## Do this
Copy the lines that follow, keeping every character the same.

* START *

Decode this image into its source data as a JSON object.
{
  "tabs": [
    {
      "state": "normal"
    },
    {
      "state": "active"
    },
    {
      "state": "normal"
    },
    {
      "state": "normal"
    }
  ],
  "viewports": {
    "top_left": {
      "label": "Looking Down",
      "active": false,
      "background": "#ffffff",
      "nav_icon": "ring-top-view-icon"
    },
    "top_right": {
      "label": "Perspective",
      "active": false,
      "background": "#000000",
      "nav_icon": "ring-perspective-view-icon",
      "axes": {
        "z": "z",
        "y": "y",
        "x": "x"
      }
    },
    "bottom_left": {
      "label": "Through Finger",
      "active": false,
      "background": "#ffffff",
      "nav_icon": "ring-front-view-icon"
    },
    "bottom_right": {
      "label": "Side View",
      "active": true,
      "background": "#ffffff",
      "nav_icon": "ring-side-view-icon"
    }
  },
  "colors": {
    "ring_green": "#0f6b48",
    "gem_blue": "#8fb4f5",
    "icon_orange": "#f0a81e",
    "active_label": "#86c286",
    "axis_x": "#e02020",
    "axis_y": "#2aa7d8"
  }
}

* END *

## Result for this exercise
Decode this image into its source data as a JSON object.
{
  "tabs": [
    {
      "state": "normal"
    },
    {
      "state": "active"
    },
    {
      "state": "normal"
    },
    {
      "state": "normal"
    }
  ],
  "viewports": {
    "top_left": {
      "label": "Looking Down",
      "active": false,
      "background": "#ffffff",
      "nav_icon": "ring-top-view-icon"
    },
    "top_right": {
      "label": "Perspective",
      "active": false,
      "background": "#000000",
      "nav_icon": "ring-perspective-view-icon",
      "axes": {
        "z": "z",
        "y": "y",
        "x": "x"
      }
    },
    "bottom_left": {
      "label": "Through Finger",
      "active": false,
      "background": "#ffffff",
      "nav_icon": "ring-front-view-icon"
    },
    "bottom_right": {
      "label": "Side View",
      "active": true,
      "background": "#ffffff",
      "nav_icon": "ring-side-view-icon"
    }
  },
  "colors": {
    "ring_green": "#0f6b48",
    "gem_blue": "#8fb4f5",
    "icon_orange": "#f0a81e",
    "active_label": "#86c286",
    "axis_x": "#e02020",
    "axis_y": "#2aa7d8"
  }
}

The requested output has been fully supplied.